__EXTRACTED MATERIAL__
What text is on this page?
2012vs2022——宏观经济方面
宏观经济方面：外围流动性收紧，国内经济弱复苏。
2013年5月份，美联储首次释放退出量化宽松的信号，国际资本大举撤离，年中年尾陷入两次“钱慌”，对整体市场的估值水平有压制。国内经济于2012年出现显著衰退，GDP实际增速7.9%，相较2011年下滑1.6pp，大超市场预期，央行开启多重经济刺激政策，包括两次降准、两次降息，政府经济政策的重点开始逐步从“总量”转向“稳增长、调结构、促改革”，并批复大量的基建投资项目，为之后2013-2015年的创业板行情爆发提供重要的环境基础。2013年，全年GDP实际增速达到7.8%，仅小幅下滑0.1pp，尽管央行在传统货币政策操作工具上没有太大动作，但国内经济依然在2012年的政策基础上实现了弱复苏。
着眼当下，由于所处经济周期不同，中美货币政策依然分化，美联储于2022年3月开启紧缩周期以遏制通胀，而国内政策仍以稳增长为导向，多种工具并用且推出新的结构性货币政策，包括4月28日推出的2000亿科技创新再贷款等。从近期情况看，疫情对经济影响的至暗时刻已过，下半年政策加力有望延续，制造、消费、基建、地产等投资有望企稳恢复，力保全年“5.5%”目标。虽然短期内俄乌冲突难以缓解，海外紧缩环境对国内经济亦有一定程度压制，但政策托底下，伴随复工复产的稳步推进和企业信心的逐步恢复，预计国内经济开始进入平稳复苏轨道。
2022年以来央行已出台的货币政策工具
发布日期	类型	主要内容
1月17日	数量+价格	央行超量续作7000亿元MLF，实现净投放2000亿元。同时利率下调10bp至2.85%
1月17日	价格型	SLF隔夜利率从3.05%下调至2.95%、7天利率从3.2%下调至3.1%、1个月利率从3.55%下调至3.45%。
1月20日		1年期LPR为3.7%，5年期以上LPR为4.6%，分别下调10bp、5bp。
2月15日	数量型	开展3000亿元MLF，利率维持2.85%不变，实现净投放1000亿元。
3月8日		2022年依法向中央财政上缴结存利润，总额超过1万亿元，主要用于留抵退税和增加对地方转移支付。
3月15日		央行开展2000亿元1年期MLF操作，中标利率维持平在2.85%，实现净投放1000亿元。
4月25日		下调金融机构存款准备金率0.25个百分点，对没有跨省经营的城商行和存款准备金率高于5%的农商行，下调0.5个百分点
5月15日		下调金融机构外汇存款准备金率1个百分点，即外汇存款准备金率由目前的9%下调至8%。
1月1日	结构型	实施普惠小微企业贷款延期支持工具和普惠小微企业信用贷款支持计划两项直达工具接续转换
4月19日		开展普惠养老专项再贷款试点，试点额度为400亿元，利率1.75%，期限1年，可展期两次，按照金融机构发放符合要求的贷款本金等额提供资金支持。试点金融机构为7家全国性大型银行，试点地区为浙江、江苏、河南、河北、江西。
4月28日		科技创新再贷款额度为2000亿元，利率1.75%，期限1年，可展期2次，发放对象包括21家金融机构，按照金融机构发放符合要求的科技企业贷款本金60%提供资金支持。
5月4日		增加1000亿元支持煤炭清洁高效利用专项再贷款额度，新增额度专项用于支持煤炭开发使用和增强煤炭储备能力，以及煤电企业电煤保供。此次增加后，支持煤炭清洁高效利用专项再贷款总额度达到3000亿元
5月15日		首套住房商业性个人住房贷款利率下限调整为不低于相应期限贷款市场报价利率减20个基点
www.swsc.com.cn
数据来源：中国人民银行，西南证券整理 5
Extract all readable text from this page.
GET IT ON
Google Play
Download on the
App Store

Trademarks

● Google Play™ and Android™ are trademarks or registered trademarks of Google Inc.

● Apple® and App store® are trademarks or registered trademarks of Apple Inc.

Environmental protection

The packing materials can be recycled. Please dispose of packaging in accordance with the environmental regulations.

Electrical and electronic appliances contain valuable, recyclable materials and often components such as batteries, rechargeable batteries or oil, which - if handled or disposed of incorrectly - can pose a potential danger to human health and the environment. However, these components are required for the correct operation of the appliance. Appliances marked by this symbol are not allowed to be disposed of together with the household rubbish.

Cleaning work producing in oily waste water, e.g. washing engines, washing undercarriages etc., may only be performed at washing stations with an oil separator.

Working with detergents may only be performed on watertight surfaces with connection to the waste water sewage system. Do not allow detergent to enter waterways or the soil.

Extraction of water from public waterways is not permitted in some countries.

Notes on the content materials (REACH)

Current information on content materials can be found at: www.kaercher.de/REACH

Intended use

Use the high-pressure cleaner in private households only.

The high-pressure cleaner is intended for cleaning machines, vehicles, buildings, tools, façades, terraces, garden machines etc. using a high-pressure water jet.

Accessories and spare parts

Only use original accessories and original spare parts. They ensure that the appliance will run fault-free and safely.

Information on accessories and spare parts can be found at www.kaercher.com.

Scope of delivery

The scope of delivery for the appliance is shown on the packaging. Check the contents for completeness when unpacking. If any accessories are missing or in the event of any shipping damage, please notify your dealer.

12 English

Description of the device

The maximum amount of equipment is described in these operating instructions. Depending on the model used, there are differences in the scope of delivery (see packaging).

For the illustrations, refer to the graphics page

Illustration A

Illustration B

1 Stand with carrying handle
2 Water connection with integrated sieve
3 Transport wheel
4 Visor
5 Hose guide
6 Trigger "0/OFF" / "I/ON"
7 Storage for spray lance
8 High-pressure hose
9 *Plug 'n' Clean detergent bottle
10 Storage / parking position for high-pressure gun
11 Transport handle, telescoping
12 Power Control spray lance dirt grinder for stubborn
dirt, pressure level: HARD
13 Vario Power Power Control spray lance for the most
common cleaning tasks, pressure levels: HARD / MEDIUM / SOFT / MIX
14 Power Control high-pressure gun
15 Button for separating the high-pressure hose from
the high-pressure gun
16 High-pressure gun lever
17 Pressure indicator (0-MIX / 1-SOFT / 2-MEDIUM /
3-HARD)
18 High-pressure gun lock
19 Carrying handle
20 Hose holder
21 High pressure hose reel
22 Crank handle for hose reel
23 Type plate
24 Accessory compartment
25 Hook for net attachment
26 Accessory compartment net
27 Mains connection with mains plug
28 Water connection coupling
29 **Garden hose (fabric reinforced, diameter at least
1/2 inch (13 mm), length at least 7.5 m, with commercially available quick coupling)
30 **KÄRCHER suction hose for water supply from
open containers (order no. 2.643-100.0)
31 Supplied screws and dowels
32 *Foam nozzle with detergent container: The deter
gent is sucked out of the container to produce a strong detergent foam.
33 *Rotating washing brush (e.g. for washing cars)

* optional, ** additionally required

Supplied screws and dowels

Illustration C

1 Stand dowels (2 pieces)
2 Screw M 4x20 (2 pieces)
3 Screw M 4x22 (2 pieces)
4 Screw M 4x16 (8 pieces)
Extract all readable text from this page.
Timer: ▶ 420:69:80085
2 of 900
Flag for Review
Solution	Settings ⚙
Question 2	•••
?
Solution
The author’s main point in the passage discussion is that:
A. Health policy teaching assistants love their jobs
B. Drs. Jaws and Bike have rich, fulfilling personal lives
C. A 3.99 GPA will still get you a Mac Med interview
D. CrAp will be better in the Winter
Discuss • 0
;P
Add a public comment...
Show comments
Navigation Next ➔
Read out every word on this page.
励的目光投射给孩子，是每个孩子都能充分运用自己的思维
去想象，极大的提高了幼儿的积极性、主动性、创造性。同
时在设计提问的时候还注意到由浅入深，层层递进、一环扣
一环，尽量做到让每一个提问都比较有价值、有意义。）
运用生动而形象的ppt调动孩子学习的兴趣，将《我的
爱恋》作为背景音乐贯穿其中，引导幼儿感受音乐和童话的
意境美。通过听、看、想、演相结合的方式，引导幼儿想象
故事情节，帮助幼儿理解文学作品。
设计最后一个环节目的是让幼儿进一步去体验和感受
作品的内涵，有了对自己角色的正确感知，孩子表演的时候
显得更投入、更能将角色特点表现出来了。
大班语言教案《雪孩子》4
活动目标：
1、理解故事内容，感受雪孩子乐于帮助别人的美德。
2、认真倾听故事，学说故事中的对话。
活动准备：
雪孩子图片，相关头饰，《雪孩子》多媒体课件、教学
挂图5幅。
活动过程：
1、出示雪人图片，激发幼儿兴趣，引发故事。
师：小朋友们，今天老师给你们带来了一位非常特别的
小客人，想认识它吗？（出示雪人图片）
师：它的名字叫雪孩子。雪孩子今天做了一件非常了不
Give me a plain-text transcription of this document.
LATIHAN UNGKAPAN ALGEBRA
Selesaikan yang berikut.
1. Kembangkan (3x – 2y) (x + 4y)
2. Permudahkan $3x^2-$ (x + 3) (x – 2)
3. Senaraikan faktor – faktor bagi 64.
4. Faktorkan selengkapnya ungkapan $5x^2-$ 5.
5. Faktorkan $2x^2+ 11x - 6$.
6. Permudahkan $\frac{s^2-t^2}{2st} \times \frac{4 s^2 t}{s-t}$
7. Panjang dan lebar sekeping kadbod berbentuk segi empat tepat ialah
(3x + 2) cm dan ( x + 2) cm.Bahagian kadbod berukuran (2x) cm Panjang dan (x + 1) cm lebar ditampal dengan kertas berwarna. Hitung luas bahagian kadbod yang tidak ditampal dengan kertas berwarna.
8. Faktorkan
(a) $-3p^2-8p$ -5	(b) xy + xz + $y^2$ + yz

__TASK PROMPT__
Give back the lines of the listing from the one with "Read out every word on this page." through the end, both included, exactly as written and with nothing added.

__RESULT OF THE EXERCISE__
Read out every word on this page.
励的目光投射给孩子，是每个孩子都能充分运用自己的思维
去想象，极大的提高了幼儿的积极性、主动性、创造性。同
时在设计提问的时候还注意到由浅入深，层层递进、一环扣
一环，尽量做到让每一个提问都比较有价值、有意义。）
运用生动而形象的ppt调动孩子学习的兴趣，将《我的
爱恋》作为背景音乐贯穿其中，引导幼儿感受音乐和童话的
意境美。通过听、看、想、演相结合的方式，引导幼儿想象
故事情节，帮助幼儿理解文学作品。
设计最后一个环节目的是让幼儿进一步去体验和感受
作品的内涵，有了对自己角色的正确感知，孩子表演的时候
显得更投入、更能将角色特点表现出来了。
大班语言教案《雪孩子》4
活动目标：
1、理解故事内容，感受雪孩子乐于帮助别人的美德。
2、认真倾听故事，学说故事中的对话。
活动准备：
雪孩子图片，相关头饰，《雪孩子》多媒体课件、教学
挂图5幅。
活动过程：
1、出示雪人图片，激发幼儿兴趣，引发故事。
师：小朋友们，今天老师给你们带来了一位非常特别的
小客人，想认识它吗？（出示雪人图片）
师：它的名字叫雪孩子。雪孩子今天做了一件非常了不
Give me a plain-text transcription of this document.
LATIHAN UNGKAPAN ALGEBRA
Selesaikan yang berikut.
1. Kembangkan (3x – 2y) (x + 4y)
2. Permudahkan $3x^2-$ (x + 3) (x – 2)
3. Senaraikan faktor – faktor bagi 64.
4. Faktorkan selengkapnya ungkapan $5x^2-$ 5.
5. Faktorkan $2x^2+ 11x - 6$.
6. Permudahkan $\frac{s^2-t^2}{2st} \times \frac{4 s^2 t}{s-t}$
7. Panjang dan lebar sekeping kadbod berbentuk segi empat tepat ialah
(3x + 2) cm dan ( x + 2) cm.Bahagian kadbod berukuran (2x) cm Panjang dan (x + 1) cm lebar ditampal dengan kertas berwarna. Hitung luas bahagian kadbod yang tidak ditampal dengan kertas berwarna.
8. Faktorkan
(a) $-3p^2-8p$ -5	(b) xy + xz + $y^2$ + yz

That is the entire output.